STATED EXERCISE: Transcribe every record that appears below, exactly and in full.

>> Start SUPPLIED INFORMATION

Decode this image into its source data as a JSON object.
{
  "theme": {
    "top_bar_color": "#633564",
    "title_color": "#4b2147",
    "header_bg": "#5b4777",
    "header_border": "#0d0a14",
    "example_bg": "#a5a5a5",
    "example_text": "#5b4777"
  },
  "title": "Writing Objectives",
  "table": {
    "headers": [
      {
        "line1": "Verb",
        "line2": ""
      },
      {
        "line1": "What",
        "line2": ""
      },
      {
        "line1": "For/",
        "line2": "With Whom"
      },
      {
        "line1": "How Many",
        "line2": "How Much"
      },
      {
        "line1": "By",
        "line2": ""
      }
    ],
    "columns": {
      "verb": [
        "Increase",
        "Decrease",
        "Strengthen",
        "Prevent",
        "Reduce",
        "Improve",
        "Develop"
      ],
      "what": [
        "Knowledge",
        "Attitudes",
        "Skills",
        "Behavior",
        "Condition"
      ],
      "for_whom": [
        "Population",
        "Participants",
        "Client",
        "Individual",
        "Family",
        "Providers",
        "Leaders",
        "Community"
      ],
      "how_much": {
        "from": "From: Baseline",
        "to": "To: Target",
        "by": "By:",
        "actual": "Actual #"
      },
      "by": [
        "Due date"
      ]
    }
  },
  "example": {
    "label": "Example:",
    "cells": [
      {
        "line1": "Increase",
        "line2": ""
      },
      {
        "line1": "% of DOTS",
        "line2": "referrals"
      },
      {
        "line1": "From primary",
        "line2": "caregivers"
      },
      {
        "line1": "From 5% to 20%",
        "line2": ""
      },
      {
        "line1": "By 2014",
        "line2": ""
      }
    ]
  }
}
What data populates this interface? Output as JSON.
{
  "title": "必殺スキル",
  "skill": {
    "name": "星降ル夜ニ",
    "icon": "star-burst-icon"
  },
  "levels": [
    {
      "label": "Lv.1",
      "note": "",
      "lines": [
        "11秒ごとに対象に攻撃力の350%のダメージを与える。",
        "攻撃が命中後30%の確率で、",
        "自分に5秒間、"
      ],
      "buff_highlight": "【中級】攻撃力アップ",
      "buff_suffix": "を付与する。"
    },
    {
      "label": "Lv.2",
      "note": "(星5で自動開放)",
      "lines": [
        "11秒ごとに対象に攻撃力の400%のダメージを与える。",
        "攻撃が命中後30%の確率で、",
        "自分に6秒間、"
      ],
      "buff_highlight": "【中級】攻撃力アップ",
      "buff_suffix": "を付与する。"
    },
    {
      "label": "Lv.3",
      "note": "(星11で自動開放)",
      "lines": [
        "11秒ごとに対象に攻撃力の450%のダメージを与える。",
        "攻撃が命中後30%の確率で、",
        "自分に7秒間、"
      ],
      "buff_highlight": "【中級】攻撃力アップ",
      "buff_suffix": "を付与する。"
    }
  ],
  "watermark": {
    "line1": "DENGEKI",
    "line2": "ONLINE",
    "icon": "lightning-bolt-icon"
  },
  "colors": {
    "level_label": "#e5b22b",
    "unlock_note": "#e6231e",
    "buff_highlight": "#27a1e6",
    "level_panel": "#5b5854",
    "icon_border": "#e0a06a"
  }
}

>> End SUPPLIED INFORMATION

SOLVED PROBLEM:
Decode this image into its source data as a JSON object.
{
  "theme": {
    "top_bar_color": "#633564",
    "title_color": "#4b2147",
    "header_bg": "#5b4777",
    "header_border": "#0d0a14",
    "example_bg": "#a5a5a5",
    "example_text": "#5b4777"
  },
  "title": "Writing Objectives",
  "table": {
    "headers": [
      {
        "line1": "Verb",
        "line2": ""
      },
      {
        "line1": "What",
        "line2": ""
      },
      {
        "line1": "For/",
        "line2": "With Whom"
      },
      {
        "line1": "How Many",
        "line2": "How Much"
      },
      {
        "line1": "By",
        "line2": ""
      }
    ],
    "columns": {
      "verb": [
        "Increase",
        "Decrease",
        "Strengthen",
        "Prevent",
        "Reduce",
        "Improve",
        "Develop"
      ],
      "what": [
        "Knowledge",
        "Attitudes",
        "Skills",
        "Behavior",
        "Condition"
      ],
      "for_whom": [
        "Population",
        "Participants",
        "Client",
        "Individual",
        "Family",
        "Providers",
        "Leaders",
        "Community"
      ],
      "how_much": {
        "from": "From: Baseline",
        "to": "To: Target",
        "by": "By:",
        "actual": "Actual #"
      },
      "by": [
        "Due date"
      ]
    }
  },
  "example": {
    "label": "Example:",
    "cells": [
      {
        "line1": "Increase",
        "line2": ""
      },
      {
        "line1": "% of DOTS",
        "line2": "referrals"
      },
      {
        "line1": "From primary",
        "line2": "caregivers"
      },
      {
        "line1": "From 5% to 20%",
        "line2": ""
      },
      {
        "line1": "By 2014",
        "line2": ""
      }
    ]
  }
}
What data populates this interface? Output as JSON.
{
  "title": "必殺スキル",
  "skill": {
    "name": "星降ル夜ニ",
    "icon": "star-burst-icon"
  },
  "levels": [
    {
      "label": "Lv.1",
      "note": "",
      "lines": [
        "11秒ごとに対象に攻撃力の350%のダメージを与える。",
        "攻撃が命中後30%の確率で、",
        "自分に5秒間、"
      ],
      "buff_highlight": "【中級】攻撃力アップ",
      "buff_suffix": "を付与する。"
    },
    {
      "label": "Lv.2",
      "note": "(星5で自動開放)",
      "lines": [
        "11秒ごとに対象に攻撃力の400%のダメージを与える。",
        "攻撃が命中後30%の確率で、",
        "自分に6秒間、"
      ],
      "buff_highlight": "【中級】攻撃力アップ",
      "buff_suffix": "を付与する。"
    },
    {
      "label": "Lv.3",
      "note": "(星11で自動開放)",
      "lines": [
        "11秒ごとに対象に攻撃力の450%のダメージを与える。",
        "攻撃が命中後30%の確率で、",
        "自分に7秒間、"
      ],
      "buff_highlight": "【中級】攻撃力アップ",
      "buff_suffix": "を付与する。"
    }
  ],
  "watermark": {
    "line1": "DENGEKI",
    "line2": "ONLINE",
    "icon": "lightning-bolt-icon"
  },
  "colors": {
    "level_label": "#e5b22b",
    "unlock_note": "#e6231e",
    "buff_highlight": "#27a1e6",
    "level_panel": "#5b5854",
    "icon_border": "#e0a06a"
  }
}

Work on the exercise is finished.